[START OF EXCERPTED DATA]
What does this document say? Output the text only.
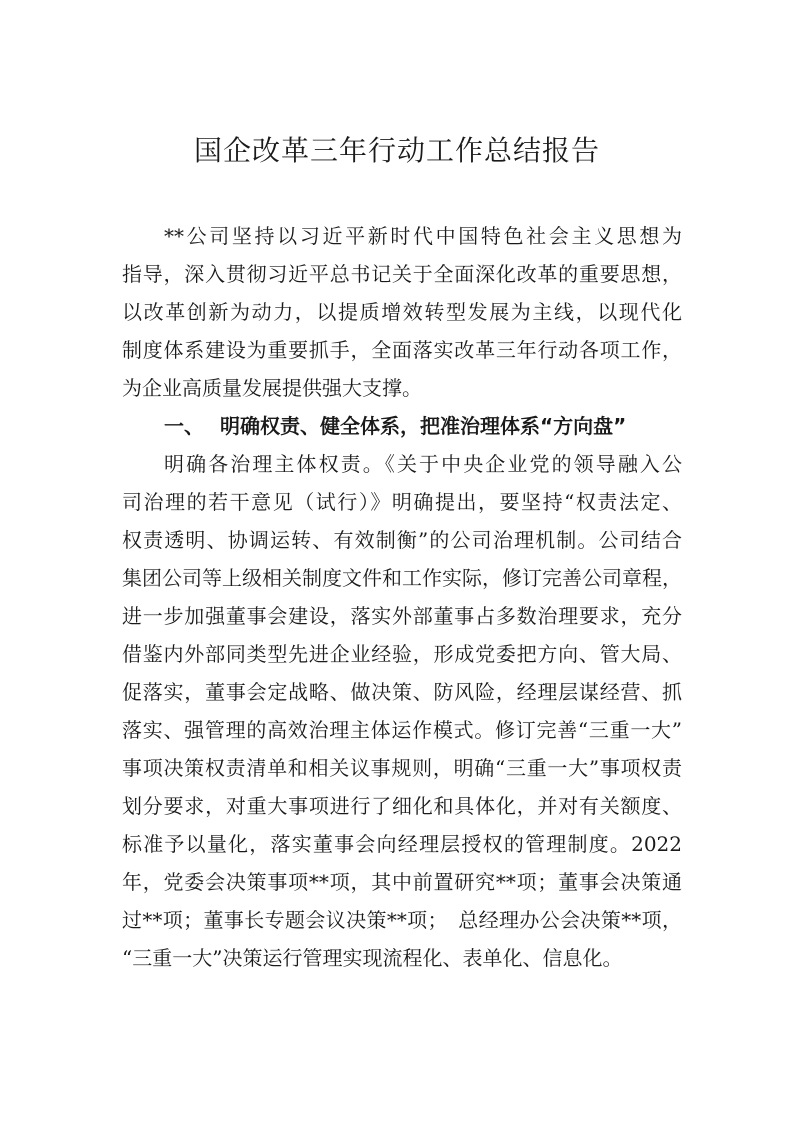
国企改革三年行动工作总结报告
**公司坚持以习近平新时代中国特色社会主义思想为
指导，深入贯彻习近平总书记关于全面深化改革的重要思想，
以改革创新为动力，以提质增效转型发展为主线，以现代化
制度体系建设为重要抓手，全面落实改革三年行动各项工作，
为企业高质量发展提供强大支撑。
一、 明确权责、健全体系，把准治理体系“方向盘”
明确各治理主体权责。《关于中央企业党的领导融入公
司治理的若干意见（试行）》明确提出，要坚持“权责法定、
权责透明、协调运转、有效制衡”的公司治理机制。公司结合
集团公司等上级相关制度文件和工作实际，修订完善公司章程，
进一步加强董事会建设，落实外部董事占多数治理要求，充分
借鉴内外部同类型先进企业经验，形成党委把方向、管大局、
促落实，董事会定战略、做决策、防风险，经理层谋经营、抓
落实、强管理的高效治理主体运作模式。修订完善“三重一大”
事项决策权责清单和相关议事规则，明确“三重一大”事项权责
划分要求，对重大事项进行了细化和具体化，并对有关额度、
标准予以量化，落实董事会向经理层授权的管理制度。2022
年，党委会决策事项**项，其中前置研究**项；董事会决策通
过**项；董事长专题会议决策**项；　总经理办公会决策**项，
“三重一大”决策运行管理实现流程化、表单化、信息化。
[END OF EXCERPTED DATA]
Where a line contains "三重一大", copy that line.

落实、强管理的高效治理主体运作模式。修订完善“三重一大”
事项决策权责清单和相关议事规则，明确“三重一大”事项权责
“三重一大”决策运行管理实现流程化、表单化、信息化。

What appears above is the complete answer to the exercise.